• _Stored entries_
|---|

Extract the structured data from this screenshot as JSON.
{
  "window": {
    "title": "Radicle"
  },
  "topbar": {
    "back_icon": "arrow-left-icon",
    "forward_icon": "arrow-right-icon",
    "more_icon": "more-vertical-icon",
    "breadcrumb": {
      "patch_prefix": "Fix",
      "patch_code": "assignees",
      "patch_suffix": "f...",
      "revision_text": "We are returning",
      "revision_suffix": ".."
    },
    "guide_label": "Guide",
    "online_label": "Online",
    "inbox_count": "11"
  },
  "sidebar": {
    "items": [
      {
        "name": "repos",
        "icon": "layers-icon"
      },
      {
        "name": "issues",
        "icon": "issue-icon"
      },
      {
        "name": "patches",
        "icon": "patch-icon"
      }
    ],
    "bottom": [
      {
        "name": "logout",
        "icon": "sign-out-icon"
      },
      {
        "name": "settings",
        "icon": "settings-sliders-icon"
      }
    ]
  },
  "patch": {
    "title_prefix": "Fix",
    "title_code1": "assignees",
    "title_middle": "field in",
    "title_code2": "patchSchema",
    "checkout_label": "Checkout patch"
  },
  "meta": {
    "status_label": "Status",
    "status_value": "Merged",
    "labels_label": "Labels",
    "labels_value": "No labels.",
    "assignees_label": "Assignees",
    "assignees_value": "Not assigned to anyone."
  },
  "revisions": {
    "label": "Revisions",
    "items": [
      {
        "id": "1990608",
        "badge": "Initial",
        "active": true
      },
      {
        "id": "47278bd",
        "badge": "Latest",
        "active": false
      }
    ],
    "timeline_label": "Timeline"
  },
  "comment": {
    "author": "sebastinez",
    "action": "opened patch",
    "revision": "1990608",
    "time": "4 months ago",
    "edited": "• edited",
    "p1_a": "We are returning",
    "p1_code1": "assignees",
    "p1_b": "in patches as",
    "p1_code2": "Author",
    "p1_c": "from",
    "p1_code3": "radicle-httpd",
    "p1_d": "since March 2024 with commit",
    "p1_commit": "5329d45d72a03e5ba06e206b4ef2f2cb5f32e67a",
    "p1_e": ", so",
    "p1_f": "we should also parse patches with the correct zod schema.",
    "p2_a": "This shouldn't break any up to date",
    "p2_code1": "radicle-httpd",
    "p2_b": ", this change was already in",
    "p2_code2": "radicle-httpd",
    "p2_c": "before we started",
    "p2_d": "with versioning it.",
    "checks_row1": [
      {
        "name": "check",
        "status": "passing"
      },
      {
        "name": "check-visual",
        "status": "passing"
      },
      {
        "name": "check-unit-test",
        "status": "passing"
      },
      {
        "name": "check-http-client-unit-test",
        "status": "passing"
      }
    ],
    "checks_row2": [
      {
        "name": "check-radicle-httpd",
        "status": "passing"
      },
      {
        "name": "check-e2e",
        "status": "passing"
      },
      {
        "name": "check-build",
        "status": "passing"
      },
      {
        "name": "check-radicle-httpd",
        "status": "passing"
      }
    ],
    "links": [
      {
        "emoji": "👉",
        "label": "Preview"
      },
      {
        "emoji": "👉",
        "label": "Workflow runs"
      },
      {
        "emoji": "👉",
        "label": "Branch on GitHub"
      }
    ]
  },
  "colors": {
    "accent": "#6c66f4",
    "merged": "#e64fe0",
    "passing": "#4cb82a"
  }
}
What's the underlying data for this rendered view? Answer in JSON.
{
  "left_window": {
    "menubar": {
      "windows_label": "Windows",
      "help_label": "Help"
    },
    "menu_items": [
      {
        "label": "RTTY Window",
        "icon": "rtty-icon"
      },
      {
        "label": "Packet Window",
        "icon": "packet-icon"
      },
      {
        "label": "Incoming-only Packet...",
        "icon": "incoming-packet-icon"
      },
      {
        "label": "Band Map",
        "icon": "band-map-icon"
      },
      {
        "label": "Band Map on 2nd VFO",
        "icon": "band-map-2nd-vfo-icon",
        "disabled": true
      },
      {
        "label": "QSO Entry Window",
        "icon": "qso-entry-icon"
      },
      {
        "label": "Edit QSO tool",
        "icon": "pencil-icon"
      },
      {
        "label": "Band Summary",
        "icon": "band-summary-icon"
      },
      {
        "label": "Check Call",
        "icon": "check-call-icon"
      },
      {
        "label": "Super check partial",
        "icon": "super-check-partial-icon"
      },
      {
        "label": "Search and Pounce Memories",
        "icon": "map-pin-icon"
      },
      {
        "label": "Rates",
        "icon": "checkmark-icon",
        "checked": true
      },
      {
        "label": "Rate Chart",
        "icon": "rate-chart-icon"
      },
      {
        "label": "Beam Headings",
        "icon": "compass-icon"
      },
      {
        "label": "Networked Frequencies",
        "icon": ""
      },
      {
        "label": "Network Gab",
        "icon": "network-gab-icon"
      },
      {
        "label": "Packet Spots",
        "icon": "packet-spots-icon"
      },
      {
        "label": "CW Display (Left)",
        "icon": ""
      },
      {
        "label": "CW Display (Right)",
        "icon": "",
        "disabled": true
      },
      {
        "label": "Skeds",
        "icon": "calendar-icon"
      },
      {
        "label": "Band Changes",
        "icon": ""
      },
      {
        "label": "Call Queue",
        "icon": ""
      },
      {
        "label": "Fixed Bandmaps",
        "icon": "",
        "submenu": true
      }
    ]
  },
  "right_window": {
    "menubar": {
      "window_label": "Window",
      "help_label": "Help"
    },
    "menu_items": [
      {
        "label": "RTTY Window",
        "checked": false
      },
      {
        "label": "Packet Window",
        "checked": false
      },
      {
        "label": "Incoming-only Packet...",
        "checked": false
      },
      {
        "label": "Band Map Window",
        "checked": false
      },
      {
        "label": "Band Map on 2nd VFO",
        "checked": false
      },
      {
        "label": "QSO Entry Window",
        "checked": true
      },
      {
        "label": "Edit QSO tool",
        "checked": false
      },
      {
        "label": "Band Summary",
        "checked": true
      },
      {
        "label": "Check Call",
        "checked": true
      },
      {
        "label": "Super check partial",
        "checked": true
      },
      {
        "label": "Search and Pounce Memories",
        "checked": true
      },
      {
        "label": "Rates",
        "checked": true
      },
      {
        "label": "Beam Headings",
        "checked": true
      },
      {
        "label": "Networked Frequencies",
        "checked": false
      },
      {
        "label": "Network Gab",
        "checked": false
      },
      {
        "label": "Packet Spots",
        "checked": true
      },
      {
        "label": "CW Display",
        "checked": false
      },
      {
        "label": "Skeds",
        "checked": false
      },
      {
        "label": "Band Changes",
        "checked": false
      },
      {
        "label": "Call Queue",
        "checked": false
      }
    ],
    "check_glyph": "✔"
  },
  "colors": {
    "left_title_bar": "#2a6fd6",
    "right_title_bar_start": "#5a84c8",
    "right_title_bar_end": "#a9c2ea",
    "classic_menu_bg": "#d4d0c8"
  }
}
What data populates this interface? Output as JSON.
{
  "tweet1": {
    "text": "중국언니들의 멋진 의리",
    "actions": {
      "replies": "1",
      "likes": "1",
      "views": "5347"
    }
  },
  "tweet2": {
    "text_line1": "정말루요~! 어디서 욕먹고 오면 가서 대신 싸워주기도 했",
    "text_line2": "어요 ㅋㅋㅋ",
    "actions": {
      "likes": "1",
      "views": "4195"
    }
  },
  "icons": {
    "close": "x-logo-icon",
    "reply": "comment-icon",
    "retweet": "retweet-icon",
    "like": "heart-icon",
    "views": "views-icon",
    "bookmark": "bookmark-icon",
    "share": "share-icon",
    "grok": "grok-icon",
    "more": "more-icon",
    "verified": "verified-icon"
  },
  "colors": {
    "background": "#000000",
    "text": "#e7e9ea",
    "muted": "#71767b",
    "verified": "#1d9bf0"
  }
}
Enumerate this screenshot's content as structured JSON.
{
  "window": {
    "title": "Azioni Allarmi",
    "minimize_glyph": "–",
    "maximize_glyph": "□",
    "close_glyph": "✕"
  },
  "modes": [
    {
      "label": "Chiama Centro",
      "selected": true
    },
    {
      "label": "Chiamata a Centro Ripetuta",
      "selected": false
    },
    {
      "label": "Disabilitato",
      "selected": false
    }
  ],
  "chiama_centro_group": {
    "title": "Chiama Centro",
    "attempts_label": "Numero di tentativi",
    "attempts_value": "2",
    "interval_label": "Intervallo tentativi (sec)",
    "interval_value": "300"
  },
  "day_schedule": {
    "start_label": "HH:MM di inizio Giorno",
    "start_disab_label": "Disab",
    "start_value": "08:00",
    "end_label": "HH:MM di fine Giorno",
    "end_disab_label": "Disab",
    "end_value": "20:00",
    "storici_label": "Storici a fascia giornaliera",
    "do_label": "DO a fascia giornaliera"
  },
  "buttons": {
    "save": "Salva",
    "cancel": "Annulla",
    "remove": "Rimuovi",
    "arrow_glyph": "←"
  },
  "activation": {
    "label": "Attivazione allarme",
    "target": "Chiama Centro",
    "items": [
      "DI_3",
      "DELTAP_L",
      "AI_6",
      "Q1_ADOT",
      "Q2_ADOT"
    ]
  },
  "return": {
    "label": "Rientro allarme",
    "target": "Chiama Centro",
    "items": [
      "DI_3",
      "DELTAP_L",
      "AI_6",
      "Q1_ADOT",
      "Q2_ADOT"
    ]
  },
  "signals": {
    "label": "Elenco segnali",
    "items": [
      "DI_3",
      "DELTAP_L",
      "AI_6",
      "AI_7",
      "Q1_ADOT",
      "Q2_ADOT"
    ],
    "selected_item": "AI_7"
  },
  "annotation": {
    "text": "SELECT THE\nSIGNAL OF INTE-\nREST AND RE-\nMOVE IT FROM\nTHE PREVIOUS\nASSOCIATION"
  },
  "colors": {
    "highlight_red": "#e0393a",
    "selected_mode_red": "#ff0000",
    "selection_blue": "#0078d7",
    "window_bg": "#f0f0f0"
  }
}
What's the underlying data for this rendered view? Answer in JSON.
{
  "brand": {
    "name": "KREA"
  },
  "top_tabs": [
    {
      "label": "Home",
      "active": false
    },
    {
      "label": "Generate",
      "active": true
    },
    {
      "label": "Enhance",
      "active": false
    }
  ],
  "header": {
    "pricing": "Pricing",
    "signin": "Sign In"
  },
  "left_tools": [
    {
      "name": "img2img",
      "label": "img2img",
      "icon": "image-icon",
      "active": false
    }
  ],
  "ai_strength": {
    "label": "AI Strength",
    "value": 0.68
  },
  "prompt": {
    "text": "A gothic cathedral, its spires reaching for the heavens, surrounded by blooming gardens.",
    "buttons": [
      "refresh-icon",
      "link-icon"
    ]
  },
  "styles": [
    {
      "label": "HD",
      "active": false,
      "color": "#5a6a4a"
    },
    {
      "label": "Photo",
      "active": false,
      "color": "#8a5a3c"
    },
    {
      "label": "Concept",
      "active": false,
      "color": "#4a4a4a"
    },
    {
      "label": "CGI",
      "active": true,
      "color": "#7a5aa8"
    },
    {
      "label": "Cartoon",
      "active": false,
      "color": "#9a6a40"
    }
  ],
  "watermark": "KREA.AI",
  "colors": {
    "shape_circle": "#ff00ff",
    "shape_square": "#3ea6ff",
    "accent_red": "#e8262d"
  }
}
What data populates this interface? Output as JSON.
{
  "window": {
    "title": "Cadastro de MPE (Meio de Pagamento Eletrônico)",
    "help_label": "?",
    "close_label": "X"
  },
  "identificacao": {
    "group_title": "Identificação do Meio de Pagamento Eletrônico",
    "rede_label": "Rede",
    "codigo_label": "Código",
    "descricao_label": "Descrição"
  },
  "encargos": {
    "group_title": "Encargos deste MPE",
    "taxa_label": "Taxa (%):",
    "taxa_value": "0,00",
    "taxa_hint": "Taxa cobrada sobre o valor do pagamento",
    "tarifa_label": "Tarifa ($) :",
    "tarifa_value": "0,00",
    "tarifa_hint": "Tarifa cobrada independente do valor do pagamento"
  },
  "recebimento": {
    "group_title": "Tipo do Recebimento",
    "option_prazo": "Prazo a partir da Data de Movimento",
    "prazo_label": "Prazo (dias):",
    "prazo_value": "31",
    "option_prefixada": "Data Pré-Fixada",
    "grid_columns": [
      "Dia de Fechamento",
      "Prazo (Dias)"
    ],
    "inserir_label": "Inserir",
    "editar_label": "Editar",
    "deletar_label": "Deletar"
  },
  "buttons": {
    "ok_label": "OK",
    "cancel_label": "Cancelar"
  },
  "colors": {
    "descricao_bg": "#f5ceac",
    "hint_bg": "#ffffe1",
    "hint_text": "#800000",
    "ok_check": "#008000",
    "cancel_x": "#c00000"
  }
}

|---|

Scan the material above. Copy each line where "cobrada" occurs.

    "taxa_hint": "Taxa cobrada sobre o valor do pagamento",
    "tarifa_hint": "Tarifa cobrada independente do valor do pagamento"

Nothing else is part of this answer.